> What is expected:
Look through the data below and report how many lines include "annotation". Only the number should be given.

[Excerpts from a figure dataset]
— Begin —
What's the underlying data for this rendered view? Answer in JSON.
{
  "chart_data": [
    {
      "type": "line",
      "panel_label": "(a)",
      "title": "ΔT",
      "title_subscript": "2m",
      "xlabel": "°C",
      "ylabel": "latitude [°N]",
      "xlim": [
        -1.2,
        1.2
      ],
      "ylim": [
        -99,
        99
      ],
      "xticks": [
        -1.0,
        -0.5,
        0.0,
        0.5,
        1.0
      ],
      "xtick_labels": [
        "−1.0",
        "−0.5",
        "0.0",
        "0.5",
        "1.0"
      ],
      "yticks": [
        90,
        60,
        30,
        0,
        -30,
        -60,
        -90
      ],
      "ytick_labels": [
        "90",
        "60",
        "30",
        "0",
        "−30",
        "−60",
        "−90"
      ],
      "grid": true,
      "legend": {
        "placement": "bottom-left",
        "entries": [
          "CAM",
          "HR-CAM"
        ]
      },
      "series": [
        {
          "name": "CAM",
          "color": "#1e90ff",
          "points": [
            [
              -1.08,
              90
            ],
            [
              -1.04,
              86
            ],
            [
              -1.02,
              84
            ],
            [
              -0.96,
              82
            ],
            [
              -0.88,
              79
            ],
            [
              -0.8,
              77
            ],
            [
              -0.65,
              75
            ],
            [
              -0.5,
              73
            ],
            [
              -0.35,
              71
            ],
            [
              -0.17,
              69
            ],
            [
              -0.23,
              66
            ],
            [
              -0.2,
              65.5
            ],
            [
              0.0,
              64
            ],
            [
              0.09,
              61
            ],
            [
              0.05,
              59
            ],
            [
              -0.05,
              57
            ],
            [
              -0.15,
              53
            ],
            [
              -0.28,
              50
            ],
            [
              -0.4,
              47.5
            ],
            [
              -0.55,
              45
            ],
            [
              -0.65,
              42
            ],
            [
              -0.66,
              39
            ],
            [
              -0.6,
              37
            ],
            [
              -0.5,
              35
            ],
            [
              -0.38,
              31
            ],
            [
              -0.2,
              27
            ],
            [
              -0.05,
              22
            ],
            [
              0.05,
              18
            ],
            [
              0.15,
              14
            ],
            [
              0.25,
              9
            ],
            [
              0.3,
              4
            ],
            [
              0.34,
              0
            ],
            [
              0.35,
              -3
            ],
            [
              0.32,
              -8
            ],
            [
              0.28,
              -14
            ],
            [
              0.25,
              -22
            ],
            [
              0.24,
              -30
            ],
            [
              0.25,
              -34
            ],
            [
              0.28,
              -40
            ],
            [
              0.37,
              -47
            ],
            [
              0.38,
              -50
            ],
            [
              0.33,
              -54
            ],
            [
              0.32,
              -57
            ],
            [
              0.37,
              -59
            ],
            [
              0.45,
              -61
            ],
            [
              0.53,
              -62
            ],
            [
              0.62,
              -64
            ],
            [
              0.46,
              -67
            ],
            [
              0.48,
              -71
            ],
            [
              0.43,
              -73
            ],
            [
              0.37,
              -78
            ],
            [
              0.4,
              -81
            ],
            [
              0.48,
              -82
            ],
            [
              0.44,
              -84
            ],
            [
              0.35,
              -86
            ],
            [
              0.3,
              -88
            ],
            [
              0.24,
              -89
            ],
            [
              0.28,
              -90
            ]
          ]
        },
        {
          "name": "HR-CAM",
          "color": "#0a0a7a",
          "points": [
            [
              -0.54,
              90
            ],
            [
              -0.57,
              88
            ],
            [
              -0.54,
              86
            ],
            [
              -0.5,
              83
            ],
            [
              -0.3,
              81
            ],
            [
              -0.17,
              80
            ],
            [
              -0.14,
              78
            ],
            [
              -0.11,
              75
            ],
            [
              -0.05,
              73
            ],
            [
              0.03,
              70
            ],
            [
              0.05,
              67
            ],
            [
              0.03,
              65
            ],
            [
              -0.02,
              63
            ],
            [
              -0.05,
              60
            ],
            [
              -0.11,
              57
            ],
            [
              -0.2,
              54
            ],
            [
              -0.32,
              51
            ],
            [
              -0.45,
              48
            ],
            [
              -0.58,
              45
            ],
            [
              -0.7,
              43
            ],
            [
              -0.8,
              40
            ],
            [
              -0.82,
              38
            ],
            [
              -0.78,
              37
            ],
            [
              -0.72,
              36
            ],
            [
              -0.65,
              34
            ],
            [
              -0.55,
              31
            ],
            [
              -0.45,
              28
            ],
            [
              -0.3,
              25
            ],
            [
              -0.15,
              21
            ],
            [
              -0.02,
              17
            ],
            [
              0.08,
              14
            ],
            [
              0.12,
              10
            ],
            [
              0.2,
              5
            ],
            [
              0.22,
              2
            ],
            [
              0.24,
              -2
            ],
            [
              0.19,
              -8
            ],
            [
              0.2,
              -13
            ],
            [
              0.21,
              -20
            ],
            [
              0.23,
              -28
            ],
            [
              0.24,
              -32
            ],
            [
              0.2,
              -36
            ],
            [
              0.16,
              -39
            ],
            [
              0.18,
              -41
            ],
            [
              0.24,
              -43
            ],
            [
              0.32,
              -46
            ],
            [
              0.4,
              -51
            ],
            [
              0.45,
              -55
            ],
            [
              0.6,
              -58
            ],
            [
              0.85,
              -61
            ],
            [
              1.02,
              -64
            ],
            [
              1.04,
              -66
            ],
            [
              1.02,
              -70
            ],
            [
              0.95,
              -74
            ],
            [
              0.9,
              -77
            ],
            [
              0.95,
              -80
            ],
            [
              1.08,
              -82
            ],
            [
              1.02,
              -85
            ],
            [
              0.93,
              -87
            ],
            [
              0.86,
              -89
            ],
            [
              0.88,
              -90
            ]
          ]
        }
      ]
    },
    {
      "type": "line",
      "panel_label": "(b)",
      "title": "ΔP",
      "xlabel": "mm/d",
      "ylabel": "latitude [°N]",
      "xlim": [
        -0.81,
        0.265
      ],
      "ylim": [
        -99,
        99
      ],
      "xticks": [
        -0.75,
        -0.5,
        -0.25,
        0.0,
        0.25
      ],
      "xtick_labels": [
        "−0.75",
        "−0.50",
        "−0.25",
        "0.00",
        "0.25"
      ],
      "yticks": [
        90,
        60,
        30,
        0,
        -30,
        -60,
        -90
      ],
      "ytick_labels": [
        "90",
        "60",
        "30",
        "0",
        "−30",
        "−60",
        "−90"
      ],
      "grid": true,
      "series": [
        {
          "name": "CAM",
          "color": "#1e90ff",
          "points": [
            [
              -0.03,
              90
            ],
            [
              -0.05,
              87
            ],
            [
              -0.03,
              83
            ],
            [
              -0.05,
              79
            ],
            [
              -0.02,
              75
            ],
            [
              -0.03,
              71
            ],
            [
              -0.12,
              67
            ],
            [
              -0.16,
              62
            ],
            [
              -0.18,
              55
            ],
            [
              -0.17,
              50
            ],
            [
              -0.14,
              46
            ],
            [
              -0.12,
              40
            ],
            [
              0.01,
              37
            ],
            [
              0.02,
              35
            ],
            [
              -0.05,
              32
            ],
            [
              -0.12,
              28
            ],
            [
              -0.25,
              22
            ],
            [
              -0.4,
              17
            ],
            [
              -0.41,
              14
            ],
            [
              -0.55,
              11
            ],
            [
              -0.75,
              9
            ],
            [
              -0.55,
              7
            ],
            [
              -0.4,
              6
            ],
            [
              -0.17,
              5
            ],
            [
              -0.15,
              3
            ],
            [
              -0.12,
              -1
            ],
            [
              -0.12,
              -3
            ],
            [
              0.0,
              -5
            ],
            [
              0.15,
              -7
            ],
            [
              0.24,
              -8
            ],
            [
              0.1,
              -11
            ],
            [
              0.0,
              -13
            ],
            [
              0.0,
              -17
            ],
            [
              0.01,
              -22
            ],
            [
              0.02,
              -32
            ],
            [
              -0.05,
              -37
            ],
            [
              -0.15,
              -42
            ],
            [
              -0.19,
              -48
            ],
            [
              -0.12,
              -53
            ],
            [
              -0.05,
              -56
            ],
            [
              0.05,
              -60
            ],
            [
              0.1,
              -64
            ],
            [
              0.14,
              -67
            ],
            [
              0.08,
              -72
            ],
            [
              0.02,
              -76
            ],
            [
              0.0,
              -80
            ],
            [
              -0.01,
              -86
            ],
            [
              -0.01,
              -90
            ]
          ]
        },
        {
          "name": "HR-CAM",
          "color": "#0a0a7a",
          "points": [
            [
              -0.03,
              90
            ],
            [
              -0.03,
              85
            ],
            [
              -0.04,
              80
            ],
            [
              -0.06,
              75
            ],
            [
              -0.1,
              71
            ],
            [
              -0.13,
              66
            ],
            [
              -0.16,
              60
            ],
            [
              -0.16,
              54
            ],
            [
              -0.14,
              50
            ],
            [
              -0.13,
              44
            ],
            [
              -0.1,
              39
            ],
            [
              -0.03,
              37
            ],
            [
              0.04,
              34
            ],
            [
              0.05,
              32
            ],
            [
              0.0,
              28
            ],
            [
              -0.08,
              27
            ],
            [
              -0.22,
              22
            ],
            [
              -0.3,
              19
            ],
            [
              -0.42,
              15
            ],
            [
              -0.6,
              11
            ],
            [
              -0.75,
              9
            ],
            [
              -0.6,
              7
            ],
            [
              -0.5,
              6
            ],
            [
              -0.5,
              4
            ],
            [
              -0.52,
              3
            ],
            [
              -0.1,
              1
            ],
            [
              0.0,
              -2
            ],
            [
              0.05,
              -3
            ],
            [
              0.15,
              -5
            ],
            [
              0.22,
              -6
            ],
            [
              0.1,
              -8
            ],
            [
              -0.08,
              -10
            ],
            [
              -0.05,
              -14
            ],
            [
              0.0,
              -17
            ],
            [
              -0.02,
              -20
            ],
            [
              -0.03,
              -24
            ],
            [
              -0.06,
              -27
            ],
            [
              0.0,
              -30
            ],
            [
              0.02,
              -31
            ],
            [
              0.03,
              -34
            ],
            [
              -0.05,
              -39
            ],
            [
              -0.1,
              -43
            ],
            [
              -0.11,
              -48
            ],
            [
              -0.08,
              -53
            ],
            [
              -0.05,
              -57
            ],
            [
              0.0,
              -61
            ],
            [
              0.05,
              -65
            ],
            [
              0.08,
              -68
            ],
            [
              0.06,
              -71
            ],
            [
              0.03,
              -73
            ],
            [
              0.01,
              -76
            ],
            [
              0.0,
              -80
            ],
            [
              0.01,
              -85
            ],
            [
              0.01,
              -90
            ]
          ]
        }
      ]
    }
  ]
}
— End —
— Begin —
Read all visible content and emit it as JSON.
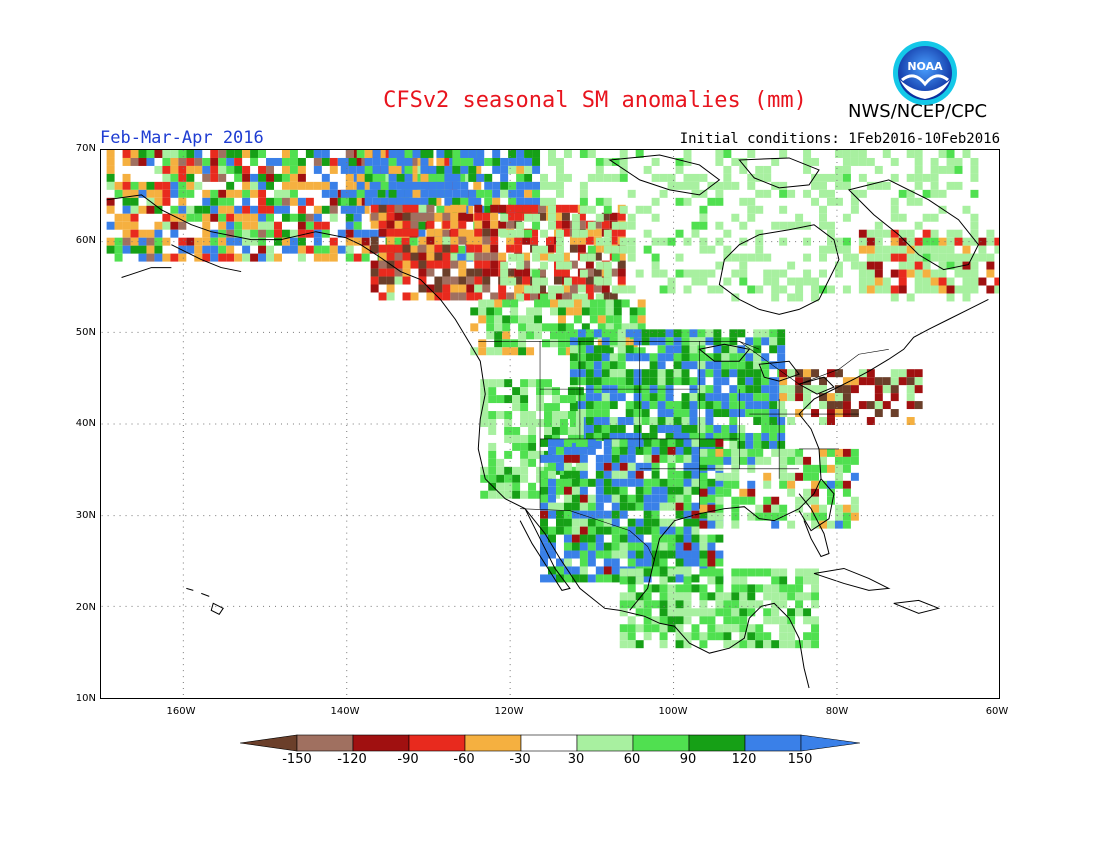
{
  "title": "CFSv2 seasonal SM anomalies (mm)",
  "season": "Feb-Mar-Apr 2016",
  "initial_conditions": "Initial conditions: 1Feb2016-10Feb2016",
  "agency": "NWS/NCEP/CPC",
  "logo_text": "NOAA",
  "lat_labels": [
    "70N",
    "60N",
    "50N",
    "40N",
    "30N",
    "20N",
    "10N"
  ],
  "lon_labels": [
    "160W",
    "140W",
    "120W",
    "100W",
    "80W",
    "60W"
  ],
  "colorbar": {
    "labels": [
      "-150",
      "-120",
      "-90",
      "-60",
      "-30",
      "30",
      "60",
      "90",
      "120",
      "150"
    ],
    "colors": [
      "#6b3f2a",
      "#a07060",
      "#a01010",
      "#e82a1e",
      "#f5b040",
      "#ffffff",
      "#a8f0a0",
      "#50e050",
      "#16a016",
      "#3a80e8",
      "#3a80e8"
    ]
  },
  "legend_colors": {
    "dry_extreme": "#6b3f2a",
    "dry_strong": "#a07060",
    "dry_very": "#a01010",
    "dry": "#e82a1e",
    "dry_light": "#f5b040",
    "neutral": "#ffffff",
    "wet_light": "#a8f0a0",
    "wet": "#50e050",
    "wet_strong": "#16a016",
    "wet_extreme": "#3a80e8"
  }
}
— End —
— Begin —
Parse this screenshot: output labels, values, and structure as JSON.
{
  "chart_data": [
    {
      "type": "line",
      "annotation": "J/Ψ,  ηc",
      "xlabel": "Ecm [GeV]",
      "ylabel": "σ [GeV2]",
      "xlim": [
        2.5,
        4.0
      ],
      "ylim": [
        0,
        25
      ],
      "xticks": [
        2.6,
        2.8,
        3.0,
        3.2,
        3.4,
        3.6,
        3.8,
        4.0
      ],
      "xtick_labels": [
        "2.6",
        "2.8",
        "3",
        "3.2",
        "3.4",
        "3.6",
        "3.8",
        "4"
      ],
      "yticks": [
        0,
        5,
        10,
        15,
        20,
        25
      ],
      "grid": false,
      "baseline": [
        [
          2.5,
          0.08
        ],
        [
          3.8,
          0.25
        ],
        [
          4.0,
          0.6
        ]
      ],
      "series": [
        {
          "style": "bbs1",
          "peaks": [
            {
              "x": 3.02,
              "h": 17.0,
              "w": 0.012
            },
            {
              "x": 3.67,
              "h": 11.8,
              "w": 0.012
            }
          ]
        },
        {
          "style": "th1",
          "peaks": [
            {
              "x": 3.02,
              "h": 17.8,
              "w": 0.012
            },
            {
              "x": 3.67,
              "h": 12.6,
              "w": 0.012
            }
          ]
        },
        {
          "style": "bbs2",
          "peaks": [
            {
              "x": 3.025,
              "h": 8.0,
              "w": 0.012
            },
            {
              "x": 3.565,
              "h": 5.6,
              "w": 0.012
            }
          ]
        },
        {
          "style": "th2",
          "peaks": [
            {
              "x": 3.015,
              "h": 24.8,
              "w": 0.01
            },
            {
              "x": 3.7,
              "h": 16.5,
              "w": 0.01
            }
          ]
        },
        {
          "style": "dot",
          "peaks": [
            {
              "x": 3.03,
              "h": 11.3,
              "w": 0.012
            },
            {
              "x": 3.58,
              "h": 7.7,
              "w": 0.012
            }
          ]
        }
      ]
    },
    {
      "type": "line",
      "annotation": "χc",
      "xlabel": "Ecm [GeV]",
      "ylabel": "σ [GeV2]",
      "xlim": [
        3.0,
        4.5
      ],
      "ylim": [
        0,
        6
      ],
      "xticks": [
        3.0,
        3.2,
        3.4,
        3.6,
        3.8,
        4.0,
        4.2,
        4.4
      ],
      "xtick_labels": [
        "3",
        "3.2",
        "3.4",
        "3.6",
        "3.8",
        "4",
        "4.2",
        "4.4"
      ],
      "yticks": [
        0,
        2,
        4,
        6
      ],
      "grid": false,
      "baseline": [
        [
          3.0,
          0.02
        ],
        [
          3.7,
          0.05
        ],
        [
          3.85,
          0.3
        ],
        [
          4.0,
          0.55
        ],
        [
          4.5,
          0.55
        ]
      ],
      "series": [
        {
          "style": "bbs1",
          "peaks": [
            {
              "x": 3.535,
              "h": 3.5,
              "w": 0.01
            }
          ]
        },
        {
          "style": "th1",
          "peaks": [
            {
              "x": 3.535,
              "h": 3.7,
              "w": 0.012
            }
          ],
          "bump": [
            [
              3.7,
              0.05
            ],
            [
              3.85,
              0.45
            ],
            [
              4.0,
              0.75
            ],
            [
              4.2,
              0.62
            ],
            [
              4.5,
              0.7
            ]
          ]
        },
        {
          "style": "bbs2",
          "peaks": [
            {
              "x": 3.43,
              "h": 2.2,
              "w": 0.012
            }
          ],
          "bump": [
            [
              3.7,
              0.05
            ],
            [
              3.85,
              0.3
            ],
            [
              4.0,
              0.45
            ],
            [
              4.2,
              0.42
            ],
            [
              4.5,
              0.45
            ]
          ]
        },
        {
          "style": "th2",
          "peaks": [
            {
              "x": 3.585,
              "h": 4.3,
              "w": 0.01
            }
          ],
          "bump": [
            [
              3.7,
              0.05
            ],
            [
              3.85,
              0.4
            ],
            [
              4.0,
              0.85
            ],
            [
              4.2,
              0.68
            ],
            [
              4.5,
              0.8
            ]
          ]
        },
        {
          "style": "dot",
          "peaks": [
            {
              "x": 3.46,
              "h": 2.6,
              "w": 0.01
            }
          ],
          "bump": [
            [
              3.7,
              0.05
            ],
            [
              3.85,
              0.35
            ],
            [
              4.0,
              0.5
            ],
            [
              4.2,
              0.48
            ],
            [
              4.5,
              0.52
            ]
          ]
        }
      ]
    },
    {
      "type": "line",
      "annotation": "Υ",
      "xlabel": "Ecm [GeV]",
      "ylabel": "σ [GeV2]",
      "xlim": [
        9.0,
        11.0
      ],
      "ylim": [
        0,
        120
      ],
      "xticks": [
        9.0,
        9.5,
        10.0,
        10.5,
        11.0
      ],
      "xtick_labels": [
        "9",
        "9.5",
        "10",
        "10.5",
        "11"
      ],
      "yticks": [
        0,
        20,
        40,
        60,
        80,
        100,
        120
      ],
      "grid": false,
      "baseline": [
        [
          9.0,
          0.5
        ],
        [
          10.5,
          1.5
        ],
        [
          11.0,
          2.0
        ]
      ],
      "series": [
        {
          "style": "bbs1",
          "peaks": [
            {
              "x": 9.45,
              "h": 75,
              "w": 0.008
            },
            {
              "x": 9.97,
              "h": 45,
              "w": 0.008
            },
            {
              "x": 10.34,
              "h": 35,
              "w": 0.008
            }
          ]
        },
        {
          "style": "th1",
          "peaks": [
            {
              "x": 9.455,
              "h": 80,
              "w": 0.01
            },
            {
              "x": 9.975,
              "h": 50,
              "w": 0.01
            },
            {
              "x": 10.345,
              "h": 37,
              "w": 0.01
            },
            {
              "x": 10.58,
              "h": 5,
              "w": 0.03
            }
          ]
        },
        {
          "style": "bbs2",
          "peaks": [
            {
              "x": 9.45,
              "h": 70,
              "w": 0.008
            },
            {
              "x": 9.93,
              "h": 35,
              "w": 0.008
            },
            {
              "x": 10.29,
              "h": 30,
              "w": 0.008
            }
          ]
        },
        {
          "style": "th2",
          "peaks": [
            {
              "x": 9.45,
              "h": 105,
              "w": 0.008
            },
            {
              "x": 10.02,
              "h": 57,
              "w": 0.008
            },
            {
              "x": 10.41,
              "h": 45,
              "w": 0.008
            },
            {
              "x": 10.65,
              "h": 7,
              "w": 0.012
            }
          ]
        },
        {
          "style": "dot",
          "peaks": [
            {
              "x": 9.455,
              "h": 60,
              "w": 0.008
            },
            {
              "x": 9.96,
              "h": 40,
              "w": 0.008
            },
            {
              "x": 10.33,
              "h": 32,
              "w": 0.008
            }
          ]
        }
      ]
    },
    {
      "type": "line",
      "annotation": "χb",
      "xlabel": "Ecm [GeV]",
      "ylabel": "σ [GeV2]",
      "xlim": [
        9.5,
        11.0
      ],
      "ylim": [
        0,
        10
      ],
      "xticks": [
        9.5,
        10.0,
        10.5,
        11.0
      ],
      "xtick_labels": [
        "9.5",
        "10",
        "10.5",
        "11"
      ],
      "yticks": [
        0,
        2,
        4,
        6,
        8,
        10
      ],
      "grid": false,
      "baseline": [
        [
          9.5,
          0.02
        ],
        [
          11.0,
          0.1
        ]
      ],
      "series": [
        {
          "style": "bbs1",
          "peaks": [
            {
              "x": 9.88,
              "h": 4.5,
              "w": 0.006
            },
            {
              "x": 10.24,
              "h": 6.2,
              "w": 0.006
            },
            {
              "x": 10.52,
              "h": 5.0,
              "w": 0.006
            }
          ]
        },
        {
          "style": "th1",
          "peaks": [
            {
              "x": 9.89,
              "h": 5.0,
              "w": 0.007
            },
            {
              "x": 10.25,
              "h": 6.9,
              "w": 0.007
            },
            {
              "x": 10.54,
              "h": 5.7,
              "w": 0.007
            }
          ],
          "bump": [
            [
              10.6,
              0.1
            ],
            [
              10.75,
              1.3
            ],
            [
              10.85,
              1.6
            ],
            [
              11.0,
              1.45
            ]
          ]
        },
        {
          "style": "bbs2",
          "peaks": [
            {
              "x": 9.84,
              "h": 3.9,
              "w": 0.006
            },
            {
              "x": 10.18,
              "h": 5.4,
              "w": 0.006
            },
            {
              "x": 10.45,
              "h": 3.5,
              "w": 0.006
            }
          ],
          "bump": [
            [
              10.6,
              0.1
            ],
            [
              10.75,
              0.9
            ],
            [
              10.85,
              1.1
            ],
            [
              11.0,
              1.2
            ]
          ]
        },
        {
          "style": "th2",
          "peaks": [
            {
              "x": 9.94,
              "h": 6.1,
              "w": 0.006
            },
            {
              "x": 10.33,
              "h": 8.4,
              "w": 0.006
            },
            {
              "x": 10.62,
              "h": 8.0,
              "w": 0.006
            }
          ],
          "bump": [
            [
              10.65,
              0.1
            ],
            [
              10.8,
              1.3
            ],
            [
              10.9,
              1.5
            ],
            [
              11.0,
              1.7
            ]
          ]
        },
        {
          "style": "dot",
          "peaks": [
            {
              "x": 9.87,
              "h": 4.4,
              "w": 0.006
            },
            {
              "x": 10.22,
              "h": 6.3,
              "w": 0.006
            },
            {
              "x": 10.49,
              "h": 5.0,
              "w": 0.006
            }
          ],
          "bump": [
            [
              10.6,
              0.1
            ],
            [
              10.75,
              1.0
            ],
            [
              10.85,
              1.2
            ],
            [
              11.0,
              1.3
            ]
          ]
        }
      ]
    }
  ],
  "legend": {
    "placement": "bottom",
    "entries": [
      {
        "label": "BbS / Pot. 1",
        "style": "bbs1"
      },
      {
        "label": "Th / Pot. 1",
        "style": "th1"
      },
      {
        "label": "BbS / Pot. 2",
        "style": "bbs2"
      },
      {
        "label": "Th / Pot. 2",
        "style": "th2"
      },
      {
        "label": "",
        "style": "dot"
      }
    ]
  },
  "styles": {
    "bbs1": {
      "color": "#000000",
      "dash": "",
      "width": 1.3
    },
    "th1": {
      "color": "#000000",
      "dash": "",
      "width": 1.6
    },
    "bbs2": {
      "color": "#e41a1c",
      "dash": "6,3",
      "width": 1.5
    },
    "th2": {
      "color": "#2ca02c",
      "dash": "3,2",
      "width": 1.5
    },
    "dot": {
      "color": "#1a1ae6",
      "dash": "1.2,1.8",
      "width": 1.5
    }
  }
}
— End —
> Exercise answer:
4